SET TASK:
Records follow. Pull out every line that contains "словом".

RECORDED DATA:

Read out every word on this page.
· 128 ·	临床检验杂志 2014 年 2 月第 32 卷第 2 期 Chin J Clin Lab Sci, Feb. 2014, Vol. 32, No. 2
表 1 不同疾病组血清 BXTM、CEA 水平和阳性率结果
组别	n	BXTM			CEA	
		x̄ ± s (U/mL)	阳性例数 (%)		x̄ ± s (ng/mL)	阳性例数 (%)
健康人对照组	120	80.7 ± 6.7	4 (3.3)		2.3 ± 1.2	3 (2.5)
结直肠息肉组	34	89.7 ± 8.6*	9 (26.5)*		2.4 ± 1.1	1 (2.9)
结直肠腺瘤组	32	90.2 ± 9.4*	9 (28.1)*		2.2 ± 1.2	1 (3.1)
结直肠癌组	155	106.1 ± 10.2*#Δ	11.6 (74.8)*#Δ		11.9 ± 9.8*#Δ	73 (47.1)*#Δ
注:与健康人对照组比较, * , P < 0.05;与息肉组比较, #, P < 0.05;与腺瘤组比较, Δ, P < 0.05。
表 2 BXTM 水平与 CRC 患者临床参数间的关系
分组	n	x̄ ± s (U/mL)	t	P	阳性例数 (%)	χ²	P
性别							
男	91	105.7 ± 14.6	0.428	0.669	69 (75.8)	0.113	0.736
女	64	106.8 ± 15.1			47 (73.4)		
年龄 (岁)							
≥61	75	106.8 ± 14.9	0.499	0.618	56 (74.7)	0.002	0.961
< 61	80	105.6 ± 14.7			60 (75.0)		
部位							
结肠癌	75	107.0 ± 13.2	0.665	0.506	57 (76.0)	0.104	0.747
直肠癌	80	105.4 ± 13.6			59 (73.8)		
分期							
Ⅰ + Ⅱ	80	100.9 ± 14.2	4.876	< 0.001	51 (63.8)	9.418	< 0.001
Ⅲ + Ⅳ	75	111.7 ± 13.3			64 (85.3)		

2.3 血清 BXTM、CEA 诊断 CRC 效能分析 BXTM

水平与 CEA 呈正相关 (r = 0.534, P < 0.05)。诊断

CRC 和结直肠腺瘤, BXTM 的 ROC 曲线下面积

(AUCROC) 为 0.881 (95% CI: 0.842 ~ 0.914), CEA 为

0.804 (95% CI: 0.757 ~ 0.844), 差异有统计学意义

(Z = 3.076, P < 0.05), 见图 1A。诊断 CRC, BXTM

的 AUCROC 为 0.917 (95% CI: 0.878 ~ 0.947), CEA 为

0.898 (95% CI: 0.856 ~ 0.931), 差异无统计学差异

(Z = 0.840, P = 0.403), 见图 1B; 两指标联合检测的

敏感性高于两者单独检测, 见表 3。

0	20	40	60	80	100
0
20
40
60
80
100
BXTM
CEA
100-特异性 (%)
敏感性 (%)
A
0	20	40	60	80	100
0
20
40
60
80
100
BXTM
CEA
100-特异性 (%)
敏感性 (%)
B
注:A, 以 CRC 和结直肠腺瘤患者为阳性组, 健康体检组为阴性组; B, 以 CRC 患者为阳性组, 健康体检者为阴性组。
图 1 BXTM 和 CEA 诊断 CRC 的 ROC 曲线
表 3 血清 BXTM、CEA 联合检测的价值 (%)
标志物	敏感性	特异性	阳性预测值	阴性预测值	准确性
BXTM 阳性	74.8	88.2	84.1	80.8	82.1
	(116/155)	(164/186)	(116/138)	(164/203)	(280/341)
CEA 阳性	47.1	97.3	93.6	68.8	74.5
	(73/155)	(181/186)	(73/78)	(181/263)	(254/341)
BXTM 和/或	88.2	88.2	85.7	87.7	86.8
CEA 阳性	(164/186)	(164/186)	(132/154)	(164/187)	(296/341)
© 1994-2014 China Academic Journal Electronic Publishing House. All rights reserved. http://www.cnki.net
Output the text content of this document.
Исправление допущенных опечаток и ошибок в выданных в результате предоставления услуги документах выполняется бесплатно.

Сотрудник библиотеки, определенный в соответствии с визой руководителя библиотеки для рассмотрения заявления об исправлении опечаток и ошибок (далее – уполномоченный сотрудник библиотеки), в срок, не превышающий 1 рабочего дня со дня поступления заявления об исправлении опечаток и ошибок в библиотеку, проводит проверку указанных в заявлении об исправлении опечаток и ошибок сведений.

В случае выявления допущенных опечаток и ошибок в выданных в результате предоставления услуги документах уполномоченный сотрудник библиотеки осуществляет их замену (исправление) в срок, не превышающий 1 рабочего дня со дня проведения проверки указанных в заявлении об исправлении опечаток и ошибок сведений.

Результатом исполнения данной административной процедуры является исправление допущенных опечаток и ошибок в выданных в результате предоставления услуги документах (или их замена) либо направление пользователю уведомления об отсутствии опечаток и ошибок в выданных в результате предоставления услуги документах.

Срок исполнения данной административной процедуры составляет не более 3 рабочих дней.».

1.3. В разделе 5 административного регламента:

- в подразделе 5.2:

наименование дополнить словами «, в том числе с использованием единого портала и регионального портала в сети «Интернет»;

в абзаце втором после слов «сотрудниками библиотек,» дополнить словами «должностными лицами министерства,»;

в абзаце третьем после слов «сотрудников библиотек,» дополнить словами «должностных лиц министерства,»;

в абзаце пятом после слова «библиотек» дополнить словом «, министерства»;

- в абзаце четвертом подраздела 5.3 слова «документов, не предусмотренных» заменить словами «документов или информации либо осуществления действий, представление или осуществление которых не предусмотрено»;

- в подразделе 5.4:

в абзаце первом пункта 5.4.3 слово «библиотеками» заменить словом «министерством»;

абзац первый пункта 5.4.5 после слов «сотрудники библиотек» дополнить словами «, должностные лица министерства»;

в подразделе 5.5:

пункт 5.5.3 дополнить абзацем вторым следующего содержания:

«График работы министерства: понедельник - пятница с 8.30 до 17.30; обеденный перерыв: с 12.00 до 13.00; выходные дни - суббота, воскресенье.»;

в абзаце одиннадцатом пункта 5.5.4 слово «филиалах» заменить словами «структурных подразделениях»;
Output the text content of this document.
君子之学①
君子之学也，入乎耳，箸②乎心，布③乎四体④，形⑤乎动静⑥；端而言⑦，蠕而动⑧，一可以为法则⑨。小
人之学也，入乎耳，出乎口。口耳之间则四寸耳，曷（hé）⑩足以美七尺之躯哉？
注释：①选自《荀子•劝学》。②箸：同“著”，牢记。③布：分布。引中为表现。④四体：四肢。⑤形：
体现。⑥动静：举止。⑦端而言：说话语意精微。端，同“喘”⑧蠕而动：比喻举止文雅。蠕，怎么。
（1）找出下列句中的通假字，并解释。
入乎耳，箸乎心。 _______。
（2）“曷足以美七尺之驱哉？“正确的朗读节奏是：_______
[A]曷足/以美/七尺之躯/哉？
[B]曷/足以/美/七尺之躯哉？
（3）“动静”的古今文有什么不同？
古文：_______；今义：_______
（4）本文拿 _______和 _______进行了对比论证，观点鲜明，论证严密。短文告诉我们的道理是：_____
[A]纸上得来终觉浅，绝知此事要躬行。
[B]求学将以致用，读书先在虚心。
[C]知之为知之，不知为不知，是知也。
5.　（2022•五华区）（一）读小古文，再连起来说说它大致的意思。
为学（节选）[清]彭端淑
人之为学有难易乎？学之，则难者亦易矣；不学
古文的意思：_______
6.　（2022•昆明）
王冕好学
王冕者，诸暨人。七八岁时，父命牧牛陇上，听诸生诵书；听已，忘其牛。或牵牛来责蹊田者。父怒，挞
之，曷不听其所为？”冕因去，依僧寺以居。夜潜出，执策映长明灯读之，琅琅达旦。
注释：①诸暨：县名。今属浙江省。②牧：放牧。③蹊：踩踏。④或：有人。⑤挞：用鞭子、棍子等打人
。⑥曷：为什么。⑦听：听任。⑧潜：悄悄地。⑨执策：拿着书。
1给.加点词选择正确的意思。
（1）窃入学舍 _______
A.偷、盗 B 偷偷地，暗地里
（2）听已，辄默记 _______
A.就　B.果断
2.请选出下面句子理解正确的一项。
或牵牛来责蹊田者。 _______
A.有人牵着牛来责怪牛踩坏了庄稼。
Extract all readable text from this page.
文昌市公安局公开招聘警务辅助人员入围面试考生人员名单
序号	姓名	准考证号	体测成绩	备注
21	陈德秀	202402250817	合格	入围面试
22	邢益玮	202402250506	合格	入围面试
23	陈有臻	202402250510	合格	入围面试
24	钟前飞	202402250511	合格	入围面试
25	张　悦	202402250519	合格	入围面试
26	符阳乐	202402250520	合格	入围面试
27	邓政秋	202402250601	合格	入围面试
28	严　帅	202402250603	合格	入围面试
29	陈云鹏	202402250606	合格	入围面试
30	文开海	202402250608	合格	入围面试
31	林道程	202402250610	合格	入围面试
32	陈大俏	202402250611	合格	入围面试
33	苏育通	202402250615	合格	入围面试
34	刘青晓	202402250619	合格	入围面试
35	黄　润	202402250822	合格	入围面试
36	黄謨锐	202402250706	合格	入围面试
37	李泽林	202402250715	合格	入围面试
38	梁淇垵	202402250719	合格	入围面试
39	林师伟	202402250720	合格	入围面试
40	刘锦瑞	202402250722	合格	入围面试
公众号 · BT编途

THE OUTPUT:
в абзаце пятом после слова «библиотек» дополнить словом «, министерства»;
в абзаце первом пункта 5.4.3 слово «библиотеками» заменить словом «министерством»;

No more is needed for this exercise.